+++ Text block +++

The unfolding drama that Jones recorded - and the artistry with which he
filmed and edited it - makes his new movie "I Am Trying to Break Your Heart"
not only the definitive account of the crafting of Wilco’s best album, but
the rare rock documentary that deserves comparisons to the handful of great
films that preceded it. (The movie opens Friday at the Music Box, 3733 N.
Southport, with national distribution to follow.)
"What’s funny is that one of the blueprints for the movie idea was this
book by Geoffrey Stokes called Starmaking Machinery, Jones says. "That book
shows how much hasn’t changed in the music industry, because it’s kind of
the same deal as with Wilco in a lot of ways."
Originally scheduled to be released last fall, Reprise branded "Yankee
Hotel Foxtrot" as "uncommercial," and the critically hailed band was given
its walking papers. Bandleader Jeff Tweedy issued the album on the Net for
free; fans hailed it as a masterpiece, and the group eventually signed with
a new label, Nonesuch. The album debuted at No. 1 on the Billboard albums
chart, the band’s highest chart position to date, when it was finally
released in April.
"While I didn’t want to make a whole film about the music industry, I did
want to touch on the reason that I’m into music in the first place, which is
that the bands I love, I’ve put time into to get something out of them,"
Jones says. "Take the Clash—it’s easy to love the first record, but to love
‘Sandinista,’ you’ve got to spend some time with it. Same with the Velvet
Underground. And that’s how I feel with Wilco. You can’t play someone a
representative Wilco song and say, ‘This is what this band is like.’ The
film gains a lot from the fact that Wilco’s music is very much like a
soundtrack for Jeff’s own take on the world."
Best known as a still photographer whose work has appeared in magazines
such as Vanity Fair, Rolling Stone and Esquire, Jones began his career as a
director by filming TV commercials.

+++ Extracted data +++

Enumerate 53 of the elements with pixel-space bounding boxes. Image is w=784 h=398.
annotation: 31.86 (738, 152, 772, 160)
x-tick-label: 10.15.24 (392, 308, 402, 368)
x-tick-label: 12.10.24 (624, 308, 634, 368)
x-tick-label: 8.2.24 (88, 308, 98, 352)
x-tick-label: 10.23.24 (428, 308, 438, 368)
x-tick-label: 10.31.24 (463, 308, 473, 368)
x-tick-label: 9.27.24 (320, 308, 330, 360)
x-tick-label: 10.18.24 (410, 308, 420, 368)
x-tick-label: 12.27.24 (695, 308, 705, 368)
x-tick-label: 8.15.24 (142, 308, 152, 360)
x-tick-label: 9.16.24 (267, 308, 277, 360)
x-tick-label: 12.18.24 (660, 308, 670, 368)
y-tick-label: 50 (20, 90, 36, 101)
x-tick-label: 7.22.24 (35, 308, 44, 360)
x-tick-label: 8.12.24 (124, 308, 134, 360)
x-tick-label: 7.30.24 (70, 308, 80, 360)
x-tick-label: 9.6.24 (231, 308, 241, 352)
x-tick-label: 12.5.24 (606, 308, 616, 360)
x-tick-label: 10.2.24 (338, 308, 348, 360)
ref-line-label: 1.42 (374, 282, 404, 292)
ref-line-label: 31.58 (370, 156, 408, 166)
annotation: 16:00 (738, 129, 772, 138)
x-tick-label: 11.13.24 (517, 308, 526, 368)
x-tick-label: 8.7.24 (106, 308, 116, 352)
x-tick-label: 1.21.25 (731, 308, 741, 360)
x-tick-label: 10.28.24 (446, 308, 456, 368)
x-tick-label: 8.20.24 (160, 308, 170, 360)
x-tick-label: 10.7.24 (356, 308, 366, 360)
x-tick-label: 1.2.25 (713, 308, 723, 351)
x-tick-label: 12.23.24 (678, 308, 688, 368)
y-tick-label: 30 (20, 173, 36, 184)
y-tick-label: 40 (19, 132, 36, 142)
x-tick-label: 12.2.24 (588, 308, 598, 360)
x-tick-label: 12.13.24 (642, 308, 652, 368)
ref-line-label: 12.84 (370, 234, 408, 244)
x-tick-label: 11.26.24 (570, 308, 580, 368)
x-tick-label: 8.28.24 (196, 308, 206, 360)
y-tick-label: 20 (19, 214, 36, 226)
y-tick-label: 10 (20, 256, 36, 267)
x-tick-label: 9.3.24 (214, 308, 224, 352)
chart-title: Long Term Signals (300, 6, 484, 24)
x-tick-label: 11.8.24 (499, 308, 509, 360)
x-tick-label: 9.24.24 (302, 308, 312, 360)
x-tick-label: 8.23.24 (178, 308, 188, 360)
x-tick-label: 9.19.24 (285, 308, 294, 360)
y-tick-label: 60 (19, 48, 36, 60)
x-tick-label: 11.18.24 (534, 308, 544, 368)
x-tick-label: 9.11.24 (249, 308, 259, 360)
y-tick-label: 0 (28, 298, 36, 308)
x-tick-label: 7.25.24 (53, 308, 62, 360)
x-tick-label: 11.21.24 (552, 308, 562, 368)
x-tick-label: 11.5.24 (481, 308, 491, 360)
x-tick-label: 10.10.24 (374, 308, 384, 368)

+++

### Set exercise 1
Using the article about the Wilco film, answer these:
(a) Where does the movie open on Friday?
(b) Which label did the group eventually sign with?
(c) How did Jones begin his career as a director?
### Set exercise 2
In the article about the Wilco film, swap "documentary" for "film" and write out the passage starting at "not only the" and ending at "distribution to follow.)".

### Expected answer 1
(a) At the Music Box, 3733 N. Southport
(b) Nonesuch
(c) By filming TV commercials

### Expected answer 2
not only the definitive account of the crafting of Wilco’s best album, but
the rare rock film that deserves comparisons to the handful of great
films that preceded it. (The movie opens Friday at the Music Box, 3733 N.
Southport, with national distribution to follow.)